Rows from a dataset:

[start]

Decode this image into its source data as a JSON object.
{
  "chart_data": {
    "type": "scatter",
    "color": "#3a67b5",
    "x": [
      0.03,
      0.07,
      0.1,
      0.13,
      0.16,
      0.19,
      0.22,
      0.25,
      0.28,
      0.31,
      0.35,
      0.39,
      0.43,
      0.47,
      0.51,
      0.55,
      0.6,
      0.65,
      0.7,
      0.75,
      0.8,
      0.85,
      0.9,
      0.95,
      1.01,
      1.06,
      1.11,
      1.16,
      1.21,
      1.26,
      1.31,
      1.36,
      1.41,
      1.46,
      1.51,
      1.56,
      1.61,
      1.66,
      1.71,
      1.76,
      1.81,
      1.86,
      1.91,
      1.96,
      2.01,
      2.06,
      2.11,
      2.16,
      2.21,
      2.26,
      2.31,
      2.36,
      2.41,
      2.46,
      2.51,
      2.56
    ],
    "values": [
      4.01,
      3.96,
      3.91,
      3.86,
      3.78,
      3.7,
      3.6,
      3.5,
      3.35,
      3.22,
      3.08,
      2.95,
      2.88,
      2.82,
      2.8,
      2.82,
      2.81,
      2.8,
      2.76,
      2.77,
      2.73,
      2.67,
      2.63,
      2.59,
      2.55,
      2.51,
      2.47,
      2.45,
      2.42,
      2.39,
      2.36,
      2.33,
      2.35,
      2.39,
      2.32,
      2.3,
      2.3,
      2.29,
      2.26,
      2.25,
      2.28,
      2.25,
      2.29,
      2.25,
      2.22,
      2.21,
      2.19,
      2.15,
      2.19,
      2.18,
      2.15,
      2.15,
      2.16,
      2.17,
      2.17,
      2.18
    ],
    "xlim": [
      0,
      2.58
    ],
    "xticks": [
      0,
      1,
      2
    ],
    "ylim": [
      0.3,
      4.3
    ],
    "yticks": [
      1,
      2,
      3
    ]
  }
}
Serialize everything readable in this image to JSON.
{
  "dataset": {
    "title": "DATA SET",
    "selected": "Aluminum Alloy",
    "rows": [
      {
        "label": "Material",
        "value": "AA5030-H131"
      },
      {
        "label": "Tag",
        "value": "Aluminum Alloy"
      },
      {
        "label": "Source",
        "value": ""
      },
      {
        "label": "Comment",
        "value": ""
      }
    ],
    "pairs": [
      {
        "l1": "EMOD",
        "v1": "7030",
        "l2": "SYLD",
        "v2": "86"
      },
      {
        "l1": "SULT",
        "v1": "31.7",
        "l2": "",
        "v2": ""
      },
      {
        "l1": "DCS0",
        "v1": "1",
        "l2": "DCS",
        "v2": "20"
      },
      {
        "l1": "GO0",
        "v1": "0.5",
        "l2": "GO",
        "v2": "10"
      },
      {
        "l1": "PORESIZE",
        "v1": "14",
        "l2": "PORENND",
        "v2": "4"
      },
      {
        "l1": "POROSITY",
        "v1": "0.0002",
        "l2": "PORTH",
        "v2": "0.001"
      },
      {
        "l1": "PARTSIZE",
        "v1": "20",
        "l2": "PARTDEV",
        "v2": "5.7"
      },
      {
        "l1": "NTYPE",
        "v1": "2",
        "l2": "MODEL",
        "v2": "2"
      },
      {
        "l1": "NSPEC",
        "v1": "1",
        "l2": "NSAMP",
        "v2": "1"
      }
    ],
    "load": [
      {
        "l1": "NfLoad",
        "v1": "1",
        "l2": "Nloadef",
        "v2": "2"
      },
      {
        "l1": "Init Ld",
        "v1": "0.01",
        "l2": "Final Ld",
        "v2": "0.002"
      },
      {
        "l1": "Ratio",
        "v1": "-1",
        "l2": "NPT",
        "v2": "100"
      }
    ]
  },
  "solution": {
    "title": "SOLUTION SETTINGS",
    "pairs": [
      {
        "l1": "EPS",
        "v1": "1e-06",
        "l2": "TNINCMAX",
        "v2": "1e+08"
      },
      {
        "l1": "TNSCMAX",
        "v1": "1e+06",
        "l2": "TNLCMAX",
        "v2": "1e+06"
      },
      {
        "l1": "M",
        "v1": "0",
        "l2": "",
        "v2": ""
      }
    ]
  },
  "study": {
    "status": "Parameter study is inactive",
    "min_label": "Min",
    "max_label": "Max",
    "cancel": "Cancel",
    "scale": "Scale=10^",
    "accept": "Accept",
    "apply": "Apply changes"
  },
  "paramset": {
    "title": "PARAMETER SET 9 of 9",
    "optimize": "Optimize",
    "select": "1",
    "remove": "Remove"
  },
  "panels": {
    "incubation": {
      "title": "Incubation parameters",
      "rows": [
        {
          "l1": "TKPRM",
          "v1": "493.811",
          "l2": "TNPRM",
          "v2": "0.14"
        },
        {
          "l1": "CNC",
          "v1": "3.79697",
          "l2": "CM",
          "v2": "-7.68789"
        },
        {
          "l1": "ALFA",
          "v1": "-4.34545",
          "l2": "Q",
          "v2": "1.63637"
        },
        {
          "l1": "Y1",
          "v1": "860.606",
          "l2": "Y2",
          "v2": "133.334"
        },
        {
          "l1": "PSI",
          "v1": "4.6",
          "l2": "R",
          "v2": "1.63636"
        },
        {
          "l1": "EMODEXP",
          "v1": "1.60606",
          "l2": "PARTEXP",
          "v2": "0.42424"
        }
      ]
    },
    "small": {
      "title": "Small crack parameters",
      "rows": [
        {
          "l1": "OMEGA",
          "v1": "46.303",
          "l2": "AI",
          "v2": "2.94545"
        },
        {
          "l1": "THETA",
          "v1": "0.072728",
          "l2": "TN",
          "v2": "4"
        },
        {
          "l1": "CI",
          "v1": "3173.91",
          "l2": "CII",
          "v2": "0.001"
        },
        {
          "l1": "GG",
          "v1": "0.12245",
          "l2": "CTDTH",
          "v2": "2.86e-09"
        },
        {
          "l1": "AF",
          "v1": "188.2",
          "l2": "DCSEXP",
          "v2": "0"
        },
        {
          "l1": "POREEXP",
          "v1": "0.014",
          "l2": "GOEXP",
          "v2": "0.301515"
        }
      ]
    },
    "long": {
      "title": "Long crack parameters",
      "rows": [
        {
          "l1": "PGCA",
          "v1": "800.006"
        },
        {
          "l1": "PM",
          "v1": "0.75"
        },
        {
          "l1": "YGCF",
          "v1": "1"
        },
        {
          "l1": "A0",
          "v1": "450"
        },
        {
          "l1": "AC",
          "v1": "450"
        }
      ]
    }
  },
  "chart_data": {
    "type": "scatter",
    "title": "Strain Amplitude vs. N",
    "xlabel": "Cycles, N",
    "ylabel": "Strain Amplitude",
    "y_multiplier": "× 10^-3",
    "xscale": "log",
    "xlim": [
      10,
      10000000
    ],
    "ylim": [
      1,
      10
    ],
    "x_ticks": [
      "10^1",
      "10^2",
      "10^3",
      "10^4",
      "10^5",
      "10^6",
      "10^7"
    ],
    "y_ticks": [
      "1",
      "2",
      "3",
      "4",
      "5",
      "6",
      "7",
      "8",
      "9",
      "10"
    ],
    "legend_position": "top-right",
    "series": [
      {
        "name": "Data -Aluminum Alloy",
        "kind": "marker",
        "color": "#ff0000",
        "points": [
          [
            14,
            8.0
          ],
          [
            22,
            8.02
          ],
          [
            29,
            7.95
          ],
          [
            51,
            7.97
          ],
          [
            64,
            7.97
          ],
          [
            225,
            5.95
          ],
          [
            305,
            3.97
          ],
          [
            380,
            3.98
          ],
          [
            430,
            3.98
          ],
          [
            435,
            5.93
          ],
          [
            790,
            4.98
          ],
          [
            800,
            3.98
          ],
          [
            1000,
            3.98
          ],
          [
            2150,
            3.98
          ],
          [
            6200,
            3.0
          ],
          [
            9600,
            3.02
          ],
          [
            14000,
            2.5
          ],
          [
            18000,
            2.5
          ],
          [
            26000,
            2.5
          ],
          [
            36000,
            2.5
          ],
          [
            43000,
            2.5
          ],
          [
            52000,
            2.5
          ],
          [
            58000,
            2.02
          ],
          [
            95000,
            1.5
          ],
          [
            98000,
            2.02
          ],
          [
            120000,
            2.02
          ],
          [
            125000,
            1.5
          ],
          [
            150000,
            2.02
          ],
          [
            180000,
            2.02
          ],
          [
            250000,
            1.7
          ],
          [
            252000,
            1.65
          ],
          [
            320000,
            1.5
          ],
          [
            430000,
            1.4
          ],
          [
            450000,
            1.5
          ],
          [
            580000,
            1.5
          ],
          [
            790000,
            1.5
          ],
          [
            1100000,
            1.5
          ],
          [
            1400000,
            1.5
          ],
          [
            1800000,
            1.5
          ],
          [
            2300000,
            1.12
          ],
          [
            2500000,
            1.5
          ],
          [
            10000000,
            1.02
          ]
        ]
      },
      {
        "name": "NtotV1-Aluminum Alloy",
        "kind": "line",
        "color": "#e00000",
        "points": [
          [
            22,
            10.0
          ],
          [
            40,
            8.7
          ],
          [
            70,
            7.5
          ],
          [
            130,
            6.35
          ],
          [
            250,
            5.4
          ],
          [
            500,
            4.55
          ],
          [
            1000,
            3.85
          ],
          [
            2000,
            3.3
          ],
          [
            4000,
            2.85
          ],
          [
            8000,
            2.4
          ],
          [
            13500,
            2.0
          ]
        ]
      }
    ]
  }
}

[end]

INSTRUCTION:
Show the lines from the data above that contain the string "image".

FULL OUTPUT:
Decode this image into its source data as a JSON object.
Serialize everything readable in this image to JSON.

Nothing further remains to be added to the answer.